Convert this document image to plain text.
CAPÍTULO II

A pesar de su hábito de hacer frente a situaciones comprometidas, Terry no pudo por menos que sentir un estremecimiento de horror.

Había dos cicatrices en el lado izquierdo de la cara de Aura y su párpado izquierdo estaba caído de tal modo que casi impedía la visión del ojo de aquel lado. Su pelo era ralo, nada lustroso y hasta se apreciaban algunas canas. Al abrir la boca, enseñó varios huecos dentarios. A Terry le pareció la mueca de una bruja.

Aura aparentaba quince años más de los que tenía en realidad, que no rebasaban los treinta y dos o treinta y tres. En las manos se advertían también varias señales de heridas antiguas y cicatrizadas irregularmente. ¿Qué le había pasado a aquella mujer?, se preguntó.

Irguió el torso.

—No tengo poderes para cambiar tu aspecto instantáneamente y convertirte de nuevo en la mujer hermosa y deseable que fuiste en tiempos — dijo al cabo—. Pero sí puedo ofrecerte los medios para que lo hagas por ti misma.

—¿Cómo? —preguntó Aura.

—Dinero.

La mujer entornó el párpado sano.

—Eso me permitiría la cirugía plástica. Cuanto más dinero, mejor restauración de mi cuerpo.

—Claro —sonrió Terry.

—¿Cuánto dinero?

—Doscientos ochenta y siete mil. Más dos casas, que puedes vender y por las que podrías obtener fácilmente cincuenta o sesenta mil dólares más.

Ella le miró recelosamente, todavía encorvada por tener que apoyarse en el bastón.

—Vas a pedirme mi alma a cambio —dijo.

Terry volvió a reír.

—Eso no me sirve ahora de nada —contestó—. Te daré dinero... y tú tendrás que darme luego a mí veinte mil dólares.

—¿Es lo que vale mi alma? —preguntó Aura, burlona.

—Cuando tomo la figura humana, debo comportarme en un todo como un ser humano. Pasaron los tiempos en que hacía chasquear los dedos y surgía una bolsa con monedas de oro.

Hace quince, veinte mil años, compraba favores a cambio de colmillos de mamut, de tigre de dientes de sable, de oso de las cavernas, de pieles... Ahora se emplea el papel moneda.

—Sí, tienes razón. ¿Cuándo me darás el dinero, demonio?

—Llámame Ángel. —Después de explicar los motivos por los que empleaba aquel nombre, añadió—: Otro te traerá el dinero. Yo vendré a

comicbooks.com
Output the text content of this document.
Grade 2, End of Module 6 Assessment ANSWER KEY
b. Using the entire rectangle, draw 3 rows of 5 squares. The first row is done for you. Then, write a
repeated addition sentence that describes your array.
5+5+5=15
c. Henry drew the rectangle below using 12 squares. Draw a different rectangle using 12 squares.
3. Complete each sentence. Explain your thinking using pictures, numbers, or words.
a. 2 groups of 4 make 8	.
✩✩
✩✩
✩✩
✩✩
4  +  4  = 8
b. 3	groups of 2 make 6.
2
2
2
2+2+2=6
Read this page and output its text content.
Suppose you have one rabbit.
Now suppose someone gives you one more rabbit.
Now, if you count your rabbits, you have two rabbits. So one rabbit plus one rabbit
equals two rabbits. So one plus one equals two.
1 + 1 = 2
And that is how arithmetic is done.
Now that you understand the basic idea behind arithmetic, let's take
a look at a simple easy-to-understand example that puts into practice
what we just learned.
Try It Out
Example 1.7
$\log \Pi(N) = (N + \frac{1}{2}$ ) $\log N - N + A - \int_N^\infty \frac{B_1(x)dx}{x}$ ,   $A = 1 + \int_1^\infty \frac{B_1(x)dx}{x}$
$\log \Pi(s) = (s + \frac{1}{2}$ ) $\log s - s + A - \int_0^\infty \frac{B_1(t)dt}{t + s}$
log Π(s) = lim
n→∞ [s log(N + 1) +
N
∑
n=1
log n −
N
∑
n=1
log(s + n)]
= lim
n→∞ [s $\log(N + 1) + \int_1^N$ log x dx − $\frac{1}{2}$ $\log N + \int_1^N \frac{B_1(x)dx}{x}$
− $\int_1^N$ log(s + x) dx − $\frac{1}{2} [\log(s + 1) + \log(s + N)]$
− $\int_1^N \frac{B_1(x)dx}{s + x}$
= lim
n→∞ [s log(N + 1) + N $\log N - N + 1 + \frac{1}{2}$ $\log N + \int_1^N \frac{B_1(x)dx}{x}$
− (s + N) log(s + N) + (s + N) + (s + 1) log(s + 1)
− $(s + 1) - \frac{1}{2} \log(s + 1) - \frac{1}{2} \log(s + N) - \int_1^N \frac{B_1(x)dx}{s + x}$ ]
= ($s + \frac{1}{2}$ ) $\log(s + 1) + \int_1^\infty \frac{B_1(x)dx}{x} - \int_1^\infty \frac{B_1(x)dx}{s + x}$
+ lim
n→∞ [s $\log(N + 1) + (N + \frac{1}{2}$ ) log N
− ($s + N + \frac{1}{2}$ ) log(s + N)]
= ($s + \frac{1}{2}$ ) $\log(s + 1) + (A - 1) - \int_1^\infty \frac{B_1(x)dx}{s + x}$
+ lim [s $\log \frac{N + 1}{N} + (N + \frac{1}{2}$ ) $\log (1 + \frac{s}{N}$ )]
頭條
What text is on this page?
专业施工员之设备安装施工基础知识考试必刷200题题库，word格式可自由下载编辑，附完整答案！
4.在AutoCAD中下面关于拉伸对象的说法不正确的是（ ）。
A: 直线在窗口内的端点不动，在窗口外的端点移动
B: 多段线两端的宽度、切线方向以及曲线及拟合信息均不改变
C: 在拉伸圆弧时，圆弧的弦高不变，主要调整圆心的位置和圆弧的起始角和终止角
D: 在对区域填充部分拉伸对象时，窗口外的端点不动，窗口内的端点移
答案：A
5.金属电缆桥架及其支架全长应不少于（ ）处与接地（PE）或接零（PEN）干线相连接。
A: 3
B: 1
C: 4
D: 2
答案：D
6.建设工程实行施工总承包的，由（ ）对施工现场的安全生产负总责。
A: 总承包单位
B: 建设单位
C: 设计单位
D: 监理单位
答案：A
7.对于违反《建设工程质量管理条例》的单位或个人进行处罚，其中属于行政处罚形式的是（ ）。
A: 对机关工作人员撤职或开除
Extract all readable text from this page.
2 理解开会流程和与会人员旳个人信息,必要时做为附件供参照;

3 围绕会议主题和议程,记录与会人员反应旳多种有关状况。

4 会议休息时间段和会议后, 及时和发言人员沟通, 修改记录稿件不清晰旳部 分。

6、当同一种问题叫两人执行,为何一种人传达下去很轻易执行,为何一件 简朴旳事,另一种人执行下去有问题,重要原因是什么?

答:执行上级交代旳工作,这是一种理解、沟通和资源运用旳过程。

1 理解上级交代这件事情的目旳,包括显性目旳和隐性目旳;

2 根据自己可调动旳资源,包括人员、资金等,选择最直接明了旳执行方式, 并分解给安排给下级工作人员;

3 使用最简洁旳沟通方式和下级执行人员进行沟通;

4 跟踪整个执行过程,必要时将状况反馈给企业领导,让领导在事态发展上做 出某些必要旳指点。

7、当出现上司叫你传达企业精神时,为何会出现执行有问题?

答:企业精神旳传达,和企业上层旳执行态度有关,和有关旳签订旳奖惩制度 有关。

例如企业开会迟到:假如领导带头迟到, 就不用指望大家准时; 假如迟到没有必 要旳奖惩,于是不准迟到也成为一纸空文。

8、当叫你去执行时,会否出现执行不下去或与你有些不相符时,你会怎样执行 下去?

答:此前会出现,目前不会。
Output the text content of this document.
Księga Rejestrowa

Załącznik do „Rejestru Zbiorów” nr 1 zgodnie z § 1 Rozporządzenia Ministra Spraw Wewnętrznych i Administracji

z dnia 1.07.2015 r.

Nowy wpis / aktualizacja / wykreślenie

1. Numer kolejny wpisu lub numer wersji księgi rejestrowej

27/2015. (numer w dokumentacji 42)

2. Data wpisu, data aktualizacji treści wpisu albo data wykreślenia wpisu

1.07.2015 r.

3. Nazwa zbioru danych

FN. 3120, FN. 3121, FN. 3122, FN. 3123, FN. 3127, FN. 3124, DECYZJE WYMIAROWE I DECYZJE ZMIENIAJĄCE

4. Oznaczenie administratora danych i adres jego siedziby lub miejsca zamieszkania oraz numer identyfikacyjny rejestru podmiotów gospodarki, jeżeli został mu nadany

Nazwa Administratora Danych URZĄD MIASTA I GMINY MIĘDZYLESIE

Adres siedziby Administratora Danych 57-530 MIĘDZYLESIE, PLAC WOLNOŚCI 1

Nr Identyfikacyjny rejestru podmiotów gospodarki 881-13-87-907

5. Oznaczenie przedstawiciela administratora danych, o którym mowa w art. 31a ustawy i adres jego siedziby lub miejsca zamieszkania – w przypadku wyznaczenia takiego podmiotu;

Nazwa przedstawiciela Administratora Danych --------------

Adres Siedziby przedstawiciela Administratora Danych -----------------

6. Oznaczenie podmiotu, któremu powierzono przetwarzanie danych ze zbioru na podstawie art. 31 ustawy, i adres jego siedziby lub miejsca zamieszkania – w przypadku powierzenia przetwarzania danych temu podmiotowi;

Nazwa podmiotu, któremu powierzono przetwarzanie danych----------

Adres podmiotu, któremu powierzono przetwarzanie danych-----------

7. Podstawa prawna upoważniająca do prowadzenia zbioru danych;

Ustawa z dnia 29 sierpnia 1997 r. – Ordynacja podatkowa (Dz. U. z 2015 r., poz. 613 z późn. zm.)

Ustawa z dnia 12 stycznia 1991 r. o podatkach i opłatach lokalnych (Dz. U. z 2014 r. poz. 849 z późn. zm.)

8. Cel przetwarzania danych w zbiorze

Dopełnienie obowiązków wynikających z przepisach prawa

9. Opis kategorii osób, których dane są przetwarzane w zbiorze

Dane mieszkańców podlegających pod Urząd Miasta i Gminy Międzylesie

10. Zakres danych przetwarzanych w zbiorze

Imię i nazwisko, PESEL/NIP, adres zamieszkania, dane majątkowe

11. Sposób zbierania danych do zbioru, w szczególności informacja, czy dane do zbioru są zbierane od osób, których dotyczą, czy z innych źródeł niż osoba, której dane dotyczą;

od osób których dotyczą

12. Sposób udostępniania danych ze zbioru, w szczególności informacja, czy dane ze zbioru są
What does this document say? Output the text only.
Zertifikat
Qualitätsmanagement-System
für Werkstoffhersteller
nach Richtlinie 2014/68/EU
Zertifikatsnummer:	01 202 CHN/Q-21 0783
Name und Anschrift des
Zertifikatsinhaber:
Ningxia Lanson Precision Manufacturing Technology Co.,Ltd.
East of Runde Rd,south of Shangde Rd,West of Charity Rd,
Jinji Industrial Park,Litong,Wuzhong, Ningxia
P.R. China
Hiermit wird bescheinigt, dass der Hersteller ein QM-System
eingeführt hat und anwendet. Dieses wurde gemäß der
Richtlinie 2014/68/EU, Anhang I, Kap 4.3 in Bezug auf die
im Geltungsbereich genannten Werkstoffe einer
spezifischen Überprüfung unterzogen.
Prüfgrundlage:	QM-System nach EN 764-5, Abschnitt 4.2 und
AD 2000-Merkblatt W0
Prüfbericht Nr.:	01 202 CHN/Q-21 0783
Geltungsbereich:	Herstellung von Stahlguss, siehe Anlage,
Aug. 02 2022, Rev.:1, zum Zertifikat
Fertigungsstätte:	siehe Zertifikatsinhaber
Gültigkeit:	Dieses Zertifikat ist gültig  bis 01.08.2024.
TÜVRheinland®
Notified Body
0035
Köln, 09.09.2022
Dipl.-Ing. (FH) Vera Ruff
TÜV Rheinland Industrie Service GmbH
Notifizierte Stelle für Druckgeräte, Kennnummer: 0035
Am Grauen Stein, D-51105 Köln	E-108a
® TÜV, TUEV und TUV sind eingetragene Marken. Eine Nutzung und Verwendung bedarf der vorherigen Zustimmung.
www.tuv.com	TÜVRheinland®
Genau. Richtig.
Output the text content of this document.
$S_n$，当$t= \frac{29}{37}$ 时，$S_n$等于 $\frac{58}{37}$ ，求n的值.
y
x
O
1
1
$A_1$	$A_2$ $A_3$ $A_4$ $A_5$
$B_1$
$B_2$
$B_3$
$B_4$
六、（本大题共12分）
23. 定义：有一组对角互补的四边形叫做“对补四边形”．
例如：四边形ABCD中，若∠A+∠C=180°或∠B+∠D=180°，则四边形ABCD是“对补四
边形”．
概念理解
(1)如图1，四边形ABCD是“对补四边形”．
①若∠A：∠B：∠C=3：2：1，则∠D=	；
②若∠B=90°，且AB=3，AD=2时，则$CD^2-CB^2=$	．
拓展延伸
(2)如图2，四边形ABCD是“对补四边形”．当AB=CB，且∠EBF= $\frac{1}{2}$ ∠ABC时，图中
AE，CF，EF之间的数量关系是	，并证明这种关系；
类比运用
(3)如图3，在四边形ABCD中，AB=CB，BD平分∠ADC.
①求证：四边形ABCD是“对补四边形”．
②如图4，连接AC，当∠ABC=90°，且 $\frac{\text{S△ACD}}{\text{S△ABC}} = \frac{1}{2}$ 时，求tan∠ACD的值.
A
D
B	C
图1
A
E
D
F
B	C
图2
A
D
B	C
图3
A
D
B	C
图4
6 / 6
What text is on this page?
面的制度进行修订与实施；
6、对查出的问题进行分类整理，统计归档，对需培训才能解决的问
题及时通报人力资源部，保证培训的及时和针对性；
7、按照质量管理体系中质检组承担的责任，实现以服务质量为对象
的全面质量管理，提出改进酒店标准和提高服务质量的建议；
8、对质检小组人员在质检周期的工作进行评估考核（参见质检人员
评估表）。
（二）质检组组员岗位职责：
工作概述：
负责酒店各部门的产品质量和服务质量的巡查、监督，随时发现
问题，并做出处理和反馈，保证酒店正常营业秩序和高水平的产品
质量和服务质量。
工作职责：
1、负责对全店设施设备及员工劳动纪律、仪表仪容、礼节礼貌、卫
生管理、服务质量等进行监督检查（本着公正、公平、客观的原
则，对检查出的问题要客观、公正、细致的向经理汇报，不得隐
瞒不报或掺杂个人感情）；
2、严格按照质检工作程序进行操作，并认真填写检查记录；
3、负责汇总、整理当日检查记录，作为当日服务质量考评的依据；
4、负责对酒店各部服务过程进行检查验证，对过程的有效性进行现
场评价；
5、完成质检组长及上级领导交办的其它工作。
★ ★ ★ ★
Written task
From the data above, copy each line that has the string "Dieses".

Task solution
eingeführt hat und anwendet. Dieses wurde gemäß der
Gültigkeit:	Dieses Zertifikat ist gültig  bis 01.08.2024.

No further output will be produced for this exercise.